• VORLIEGENDER TEXT
Die Bundespräsidentschaftswahl hielt Österreich das gesamte Jahr 2016 in Atem. Dennoch sind die weitreichenden Machtkompetenzen des österreichischen Staatsoberhauptes vielen WählerInnen unbekannt. Was darf der/die Präsident/in eigentlich?
Viele Österreicherinnen und Österreicher halten den Bundespräsidenten (bisher hatte noch nie eine Frau das höchste Amt im Staat inne) für einen (älteren) Herren, der das Land auf internationalem Parkett vertritt und einmal im Jahr eine Ansprache zur Lage der Nation hält. Das liegt im Wesentlichen am traditionellen Kompetenzverzicht aller Bundespräsidenten der Zweiten Republik.
Allerdings „darf“ das Staatsoberhaupt gemäß der österreichischen Bundesverfassung viel mehr (die Erweiterung der Kompetenzen des Präsidenten in der Verfassung von 1929 haben wir dem Druck der Heimwehren zu „verdanken“). So ernennt es alle Persönlichkeiten von Kompetenz in der Republik: RichterInnen, ProfessorInnen, BeamtInnen, die Mitglieder von Rechnungshof, Verwaltungs- und Verfassungsgerichtshof und der Volksanwaltschaft. Natürlich auf Vorschlag der Bundesregierung. Aber diese kann der Präsident gemäß Artikel 70 B-VG en bloc entlassen.

• BEREITGESTELLTES MATERIAL

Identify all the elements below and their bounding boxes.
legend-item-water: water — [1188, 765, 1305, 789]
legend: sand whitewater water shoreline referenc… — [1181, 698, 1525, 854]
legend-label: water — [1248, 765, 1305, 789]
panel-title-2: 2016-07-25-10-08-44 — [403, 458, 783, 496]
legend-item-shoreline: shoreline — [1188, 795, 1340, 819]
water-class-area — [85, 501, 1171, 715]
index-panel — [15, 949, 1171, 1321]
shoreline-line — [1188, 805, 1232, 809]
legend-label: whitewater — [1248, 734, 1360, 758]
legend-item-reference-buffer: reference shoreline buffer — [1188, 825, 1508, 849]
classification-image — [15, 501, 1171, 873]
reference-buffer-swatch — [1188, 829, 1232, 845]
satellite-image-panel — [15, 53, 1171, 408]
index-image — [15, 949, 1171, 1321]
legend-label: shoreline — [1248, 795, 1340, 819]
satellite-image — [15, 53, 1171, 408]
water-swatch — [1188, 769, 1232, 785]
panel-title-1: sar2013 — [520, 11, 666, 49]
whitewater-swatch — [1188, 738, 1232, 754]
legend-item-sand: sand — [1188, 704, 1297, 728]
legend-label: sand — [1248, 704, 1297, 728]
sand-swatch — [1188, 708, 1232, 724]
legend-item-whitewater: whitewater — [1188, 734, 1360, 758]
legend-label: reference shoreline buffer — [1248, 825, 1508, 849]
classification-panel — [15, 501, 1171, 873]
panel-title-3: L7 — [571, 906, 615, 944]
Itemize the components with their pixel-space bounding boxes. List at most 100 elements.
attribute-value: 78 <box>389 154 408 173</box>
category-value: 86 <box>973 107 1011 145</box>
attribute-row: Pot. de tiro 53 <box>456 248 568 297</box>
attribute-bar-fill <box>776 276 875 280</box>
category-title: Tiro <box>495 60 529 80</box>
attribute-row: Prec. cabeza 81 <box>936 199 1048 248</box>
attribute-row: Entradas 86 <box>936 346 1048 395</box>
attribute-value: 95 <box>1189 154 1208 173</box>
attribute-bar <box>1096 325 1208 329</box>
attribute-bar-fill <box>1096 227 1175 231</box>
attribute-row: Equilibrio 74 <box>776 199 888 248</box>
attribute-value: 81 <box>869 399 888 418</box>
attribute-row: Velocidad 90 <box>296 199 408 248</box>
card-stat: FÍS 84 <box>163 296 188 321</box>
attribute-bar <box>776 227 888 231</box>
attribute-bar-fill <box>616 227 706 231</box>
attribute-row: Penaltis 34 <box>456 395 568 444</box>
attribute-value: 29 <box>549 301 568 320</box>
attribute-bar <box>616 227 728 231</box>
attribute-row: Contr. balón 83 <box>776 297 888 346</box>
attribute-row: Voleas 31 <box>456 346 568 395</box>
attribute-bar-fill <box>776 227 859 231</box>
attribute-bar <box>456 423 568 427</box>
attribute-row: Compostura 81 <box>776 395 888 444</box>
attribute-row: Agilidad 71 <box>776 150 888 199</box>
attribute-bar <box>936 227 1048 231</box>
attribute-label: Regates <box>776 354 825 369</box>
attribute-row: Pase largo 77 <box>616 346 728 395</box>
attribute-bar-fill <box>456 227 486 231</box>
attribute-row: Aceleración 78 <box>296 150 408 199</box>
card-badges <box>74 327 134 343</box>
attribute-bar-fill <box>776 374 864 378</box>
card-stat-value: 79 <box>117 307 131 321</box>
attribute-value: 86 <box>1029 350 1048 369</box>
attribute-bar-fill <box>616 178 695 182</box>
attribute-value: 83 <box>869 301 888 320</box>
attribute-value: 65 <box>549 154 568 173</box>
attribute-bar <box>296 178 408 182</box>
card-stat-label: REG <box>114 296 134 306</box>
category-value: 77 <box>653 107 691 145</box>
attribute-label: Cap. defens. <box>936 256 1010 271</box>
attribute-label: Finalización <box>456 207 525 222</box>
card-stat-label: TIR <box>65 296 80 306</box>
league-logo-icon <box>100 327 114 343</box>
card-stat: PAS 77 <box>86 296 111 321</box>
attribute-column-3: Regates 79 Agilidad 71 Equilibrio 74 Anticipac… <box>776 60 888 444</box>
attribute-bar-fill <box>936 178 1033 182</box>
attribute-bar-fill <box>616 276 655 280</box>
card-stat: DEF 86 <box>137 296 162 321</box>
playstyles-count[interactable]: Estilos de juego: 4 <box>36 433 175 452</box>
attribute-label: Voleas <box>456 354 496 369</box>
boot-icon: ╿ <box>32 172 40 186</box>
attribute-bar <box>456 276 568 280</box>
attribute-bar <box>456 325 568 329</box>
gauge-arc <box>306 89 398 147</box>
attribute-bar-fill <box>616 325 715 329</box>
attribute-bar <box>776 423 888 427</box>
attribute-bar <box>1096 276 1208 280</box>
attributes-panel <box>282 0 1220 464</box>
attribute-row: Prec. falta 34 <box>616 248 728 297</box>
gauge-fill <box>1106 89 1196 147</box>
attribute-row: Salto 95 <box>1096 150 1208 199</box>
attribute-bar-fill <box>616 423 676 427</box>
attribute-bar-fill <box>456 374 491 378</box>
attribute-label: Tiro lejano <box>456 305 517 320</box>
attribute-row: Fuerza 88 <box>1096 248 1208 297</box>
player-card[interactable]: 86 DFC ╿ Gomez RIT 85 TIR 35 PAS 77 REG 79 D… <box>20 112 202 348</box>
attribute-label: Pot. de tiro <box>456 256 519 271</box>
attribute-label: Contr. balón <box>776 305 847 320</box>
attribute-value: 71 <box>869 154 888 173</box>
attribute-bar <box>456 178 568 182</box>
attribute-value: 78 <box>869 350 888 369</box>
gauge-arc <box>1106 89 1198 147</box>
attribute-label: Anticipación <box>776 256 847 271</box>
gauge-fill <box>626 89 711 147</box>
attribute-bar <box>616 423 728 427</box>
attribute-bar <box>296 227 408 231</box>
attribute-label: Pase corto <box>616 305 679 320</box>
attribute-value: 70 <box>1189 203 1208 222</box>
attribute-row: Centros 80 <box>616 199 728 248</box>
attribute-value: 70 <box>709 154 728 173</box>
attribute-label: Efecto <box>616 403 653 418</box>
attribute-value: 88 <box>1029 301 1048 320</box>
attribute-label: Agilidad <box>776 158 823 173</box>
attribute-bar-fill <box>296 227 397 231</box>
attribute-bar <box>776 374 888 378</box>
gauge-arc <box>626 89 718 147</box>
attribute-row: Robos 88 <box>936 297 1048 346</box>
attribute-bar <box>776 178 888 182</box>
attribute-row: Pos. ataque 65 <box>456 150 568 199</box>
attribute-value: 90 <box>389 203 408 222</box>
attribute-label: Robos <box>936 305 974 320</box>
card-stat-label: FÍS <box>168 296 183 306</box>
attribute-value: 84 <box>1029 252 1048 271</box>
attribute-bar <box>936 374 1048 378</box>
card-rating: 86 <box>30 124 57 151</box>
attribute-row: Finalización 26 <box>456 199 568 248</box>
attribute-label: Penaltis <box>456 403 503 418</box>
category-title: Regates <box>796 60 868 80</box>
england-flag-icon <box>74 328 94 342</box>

• DEINE AUFGABE
Nenne alle Einrichtungen, deren Mitglieder laut dem Text über den österreichischen Bundespräsidenten vom Staatsoberhaupt ernannt werden.

• DEINE ANTWORT
Rechnungshof, Verwaltungsgerichtshof, Verfassungsgerichtshof, Volksanwaltschaft